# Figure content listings

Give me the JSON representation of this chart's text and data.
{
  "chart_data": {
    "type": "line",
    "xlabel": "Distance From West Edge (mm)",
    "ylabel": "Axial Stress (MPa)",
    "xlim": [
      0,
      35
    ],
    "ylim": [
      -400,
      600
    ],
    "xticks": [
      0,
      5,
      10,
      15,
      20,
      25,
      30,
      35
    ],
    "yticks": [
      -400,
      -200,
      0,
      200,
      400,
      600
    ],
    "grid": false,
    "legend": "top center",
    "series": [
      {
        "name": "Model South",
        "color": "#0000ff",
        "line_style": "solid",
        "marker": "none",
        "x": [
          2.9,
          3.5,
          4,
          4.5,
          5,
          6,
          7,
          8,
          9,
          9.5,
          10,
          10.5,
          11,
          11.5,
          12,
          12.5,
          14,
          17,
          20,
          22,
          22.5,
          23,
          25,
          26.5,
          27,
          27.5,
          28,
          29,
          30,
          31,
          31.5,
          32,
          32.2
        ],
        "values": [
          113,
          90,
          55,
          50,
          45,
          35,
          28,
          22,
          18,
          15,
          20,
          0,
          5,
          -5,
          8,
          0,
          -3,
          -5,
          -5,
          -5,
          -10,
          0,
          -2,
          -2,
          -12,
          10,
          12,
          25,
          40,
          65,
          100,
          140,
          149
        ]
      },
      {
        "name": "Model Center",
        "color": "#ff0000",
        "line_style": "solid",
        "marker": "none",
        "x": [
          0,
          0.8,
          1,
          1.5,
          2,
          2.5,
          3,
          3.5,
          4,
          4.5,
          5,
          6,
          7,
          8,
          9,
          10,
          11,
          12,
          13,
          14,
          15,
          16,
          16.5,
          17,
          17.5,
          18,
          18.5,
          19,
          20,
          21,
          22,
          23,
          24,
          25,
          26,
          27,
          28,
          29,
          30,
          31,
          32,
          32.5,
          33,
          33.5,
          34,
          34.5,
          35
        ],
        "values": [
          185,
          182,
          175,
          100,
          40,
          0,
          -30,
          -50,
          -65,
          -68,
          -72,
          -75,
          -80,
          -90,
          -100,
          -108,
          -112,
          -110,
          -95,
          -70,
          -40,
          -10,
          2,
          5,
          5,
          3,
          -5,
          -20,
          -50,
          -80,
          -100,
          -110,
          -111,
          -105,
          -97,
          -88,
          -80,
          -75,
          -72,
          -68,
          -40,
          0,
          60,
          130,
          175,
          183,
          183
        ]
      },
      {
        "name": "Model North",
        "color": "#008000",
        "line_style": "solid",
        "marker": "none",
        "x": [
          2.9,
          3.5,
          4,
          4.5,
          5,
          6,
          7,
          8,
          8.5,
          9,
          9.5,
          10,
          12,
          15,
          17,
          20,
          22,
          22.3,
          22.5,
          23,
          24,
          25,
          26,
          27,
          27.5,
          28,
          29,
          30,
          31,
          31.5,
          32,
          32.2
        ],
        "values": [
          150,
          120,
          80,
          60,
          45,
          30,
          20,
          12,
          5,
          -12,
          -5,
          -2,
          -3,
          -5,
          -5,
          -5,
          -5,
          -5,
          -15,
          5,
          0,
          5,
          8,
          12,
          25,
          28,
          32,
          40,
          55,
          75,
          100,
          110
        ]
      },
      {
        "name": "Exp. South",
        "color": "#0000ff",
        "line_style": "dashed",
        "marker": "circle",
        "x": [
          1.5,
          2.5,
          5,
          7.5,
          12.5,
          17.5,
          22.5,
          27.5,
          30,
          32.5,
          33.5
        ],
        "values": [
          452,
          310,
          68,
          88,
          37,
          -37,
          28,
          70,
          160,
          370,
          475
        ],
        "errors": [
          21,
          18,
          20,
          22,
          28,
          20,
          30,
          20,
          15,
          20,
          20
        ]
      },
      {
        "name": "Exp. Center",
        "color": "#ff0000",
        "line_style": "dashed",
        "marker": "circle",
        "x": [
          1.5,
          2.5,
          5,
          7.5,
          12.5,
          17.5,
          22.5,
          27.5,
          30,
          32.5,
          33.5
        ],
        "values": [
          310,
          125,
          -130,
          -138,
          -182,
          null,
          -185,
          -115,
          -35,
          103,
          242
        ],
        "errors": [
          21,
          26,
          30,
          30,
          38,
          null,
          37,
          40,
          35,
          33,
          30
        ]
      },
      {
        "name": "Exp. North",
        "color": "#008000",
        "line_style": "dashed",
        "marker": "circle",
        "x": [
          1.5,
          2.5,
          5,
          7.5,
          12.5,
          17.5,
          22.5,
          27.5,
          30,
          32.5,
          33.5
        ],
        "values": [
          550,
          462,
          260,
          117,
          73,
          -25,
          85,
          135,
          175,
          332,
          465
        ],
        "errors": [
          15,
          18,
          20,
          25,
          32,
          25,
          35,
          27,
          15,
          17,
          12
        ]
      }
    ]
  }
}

# Set exercise
Repeat the material word for word, in full.

# Response
Give me the JSON representation of this chart's text and data.
{
  "chart_data": {
    "type": "line",
    "xlabel": "Distance From West Edge (mm)",
    "ylabel": "Axial Stress (MPa)",
    "xlim": [
      0,
      35
    ],
    "ylim": [
      -400,
      600
    ],
    "xticks": [
      0,
      5,
      10,
      15,
      20,
      25,
      30,
      35
    ],
    "yticks": [
      -400,
      -200,
      0,
      200,
      400,
      600
    ],
    "grid": false,
    "legend": "top center",
    "series": [
      {
        "name": "Model South",
        "color": "#0000ff",
        "line_style": "solid",
        "marker": "none",
        "x": [
          2.9,
          3.5,
          4,
          4.5,
          5,
          6,
          7,
          8,
          9,
          9.5,
          10,
          10.5,
          11,
          11.5,
          12,
          12.5,
          14,
          17,
          20,
          22,
          22.5,
          23,
          25,
          26.5,
          27,
          27.5,
          28,
          29,
          30,
          31,
          31.5,
          32,
          32.2
        ],
        "values": [
          113,
          90,
          55,
          50,
          45,
          35,
          28,
          22,
          18,
          15,
          20,
          0,
          5,
          -5,
          8,
          0,
          -3,
          -5,
          -5,
          -5,
          -10,
          0,
          -2,
          -2,
          -12,
          10,
          12,
          25,
          40,
          65,
          100,
          140,
          149
        ]
      },
      {
        "name": "Model Center",
        "color": "#ff0000",
        "line_style": "solid",
        "marker": "none",
        "x": [
          0,
          0.8,
          1,
          1.5,
          2,
          2.5,
          3,
          3.5,
          4,
          4.5,
          5,
          6,
          7,
          8,
          9,
          10,
          11,
          12,
          13,
          14,
          15,
          16,
          16.5,
          17,
          17.5,
          18,
          18.5,
          19,
          20,
          21,
          22,
          23,
          24,
          25,
          26,
          27,
          28,
          29,
          30,
          31,
          32,
          32.5,
          33,
          33.5,
          34,
          34.5,
          35
        ],
        "values": [
          185,
          182,
          175,
          100,
          40,
          0,
          -30,
          -50,
          -65,
          -68,
          -72,
          -75,
          -80,
          -90,
          -100,
          -108,
          -112,
          -110,
          -95,
          -70,
          -40,
          -10,
          2,
          5,
          5,
          3,
          -5,
          -20,
          -50,
          -80,
          -100,
          -110,
          -111,
          -105,
          -97,
          -88,
          -80,
          -75,
          -72,
          -68,
          -40,
          0,
          60,
          130,
          175,
          183,
          183
        ]
      },
      {
        "name": "Model North",
        "color": "#008000",
        "line_style": "solid",
        "marker": "none",
        "x": [
          2.9,
          3.5,
          4,
          4.5,
          5,
          6,
          7,
          8,
          8.5,
          9,
          9.5,
          10,
          12,
          15,
          17,
          20,
          22,
          22.3,
          22.5,
          23,
          24,
          25,
          26,
          27,
          27.5,
          28,
          29,
          30,
          31,
          31.5,
          32,
          32.2
        ],
        "values": [
          150,
          120,
          80,
          60,
          45,
          30,
          20,
          12,
          5,
          -12,
          -5,
          -2,
          -3,
          -5,
          -5,
          -5,
          -5,
          -5,
          -15,
          5,
          0,
          5,
          8,
          12,
          25,
          28,
          32,
          40,
          55,
          75,
          100,
          110
        ]
      },
      {
        "name": "Exp. South",
        "color": "#0000ff",
        "line_style": "dashed",
        "marker": "circle",
        "x": [
          1.5,
          2.5,
          5,
          7.5,
          12.5,
          17.5,
          22.5,
          27.5,
          30,
          32.5,
          33.5
        ],
        "values": [
          452,
          310,
          68,
          88,
          37,
          -37,
          28,
          70,
          160,
          370,
          475
        ],
        "errors": [
          21,
          18,
          20,
          22,
          28,
          20,
          30,
          20,
          15,
          20,
          20
        ]
      },
      {
        "name": "Exp. Center",
        "color": "#ff0000",
        "line_style": "dashed",
        "marker": "circle",
        "x": [
          1.5,
          2.5,
          5,
          7.5,
          12.5,
          17.5,
          22.5,
          27.5,
          30,
          32.5,
          33.5
        ],
        "values": [
          310,
          125,
          -130,
          -138,
          -182,
          null,
          -185,
          -115,
          -35,
          103,
          242
        ],
        "errors": [
          21,
          26,
          30,
          30,
          38,
          null,
          37,
          40,
          35,
          33,
          30
        ]
      },
      {
        "name": "Exp. North",
        "color": "#008000",
        "line_style": "dashed",
        "marker": "circle",
        "x": [
          1.5,
          2.5,
          5,
          7.5,
          12.5,
          17.5,
          22.5,
          27.5,
          30,
          32.5,
          33.5
        ],
        "values": [
          550,
          462,
          260,
          117,
          73,
          -25,
          85,
          135,
          175,
          332,
          465
        ],
        "errors": [
          15,
          18,
          20,
          25,
          32,
          25,
          35,
          27,
          15,
          17,
          12
        ]
      }
    ]
  }
}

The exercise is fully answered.